**課題と練習:**
A: 水晶の歴史についての文章では、研究の結果、水晶の歴史はいつまでさかのぼることが分かったとされていますか。
B: 水晶の歴史についての文章を、最後の文のあとから書き継いでください。

***** 本文

■サイエンス基金受賞者による「なるほどサイエンス」■

平成13年3月30日 掲載

水晶の歴史を蘇らす


山梨学院大学 十菱 駿武
(テレビ山梨サイエンス振興基金第1回受賞)

 水晶は山梨の特産品であり、宝飾の町甲府のシンボルである。水晶は金峰山系の向山、黒平、乙女坂、八幡、竹森から産出し、大きくて透明、白色の六角柱の結晶が採掘された。
 武田信玄が水晶を愛用し、江戸時代に御岳金桜神社で水晶磨きが始まったことは有名だが、私たち山梨学院大考古学研究会の「水晶原産地集落の考古学研究」によって、水晶の歴史は2万年前の旧石器時代にさかのぼることが分かった。

**********
***** 抽出資料

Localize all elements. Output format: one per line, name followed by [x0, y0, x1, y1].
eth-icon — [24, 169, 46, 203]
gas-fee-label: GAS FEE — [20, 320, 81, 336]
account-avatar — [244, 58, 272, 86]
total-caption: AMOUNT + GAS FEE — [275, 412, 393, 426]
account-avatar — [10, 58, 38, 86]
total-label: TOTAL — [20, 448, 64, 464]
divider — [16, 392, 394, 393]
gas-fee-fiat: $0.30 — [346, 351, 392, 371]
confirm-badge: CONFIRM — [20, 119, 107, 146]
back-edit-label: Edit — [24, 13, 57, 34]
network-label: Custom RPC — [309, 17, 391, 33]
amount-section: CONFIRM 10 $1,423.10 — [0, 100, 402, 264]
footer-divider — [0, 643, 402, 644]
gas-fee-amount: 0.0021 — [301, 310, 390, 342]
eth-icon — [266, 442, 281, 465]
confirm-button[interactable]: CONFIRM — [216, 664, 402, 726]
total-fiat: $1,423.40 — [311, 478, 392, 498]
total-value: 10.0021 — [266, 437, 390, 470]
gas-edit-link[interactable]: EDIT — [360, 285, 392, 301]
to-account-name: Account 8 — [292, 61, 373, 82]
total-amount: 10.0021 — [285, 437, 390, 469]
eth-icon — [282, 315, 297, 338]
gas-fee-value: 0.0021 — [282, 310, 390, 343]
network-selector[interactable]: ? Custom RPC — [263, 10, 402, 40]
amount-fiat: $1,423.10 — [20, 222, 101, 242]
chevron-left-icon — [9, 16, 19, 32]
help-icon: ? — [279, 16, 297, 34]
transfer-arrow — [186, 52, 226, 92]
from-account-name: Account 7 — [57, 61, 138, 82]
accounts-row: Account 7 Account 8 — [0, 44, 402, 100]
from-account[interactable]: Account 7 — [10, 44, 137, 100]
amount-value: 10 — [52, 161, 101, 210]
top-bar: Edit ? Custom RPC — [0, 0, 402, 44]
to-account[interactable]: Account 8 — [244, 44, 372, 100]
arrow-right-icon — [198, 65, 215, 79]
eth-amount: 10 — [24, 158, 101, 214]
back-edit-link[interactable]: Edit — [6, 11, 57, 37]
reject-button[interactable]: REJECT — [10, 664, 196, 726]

**********

**記述回答:**
A: 2万年前の旧石器時代までさかのぼることが分かったとされています。

B:
 1990年のUTY助成によった塩山市乙木田遺跡では、約4500年前の縄文時代水晶石器加工址を初めて発掘し、近くの竹森水晶山の水晶を鏃や錐に加工したことを明らかにした。続いて甲府市黒平遺跡群では旧石器・縄文早期・中期の各期に水晶石器を使用していたことが明らかになった。
 須玉町大柴遺跡では縄文の環状配石遺構に水晶を供えた跡をつかんだ。さらに丹波山村高尾成畑遺跡では、大菩薩山系の水晶が敷石住居で用いられたことをつかんだ。
 1989〜2000年の継続的なテーマ調査と、各市町村の支援によって、山梨の原始人が水晶を多様に加工利用してきたことが明白になってきた。
 研究成果は調査概要や県市町村史で公開し、TV番組や山梨学院50周年展示会などで普及している。今後、日本、世界の水晶標本や古墳時代の玉、中世・近代の水晶製品とあわせて、「水晶文化展」を山梨や他県の博物館で巡回展示し、水晶を通じて山梨の文化を発信していきたいと、ジャパン通信情報センターと企画を準備している近況である。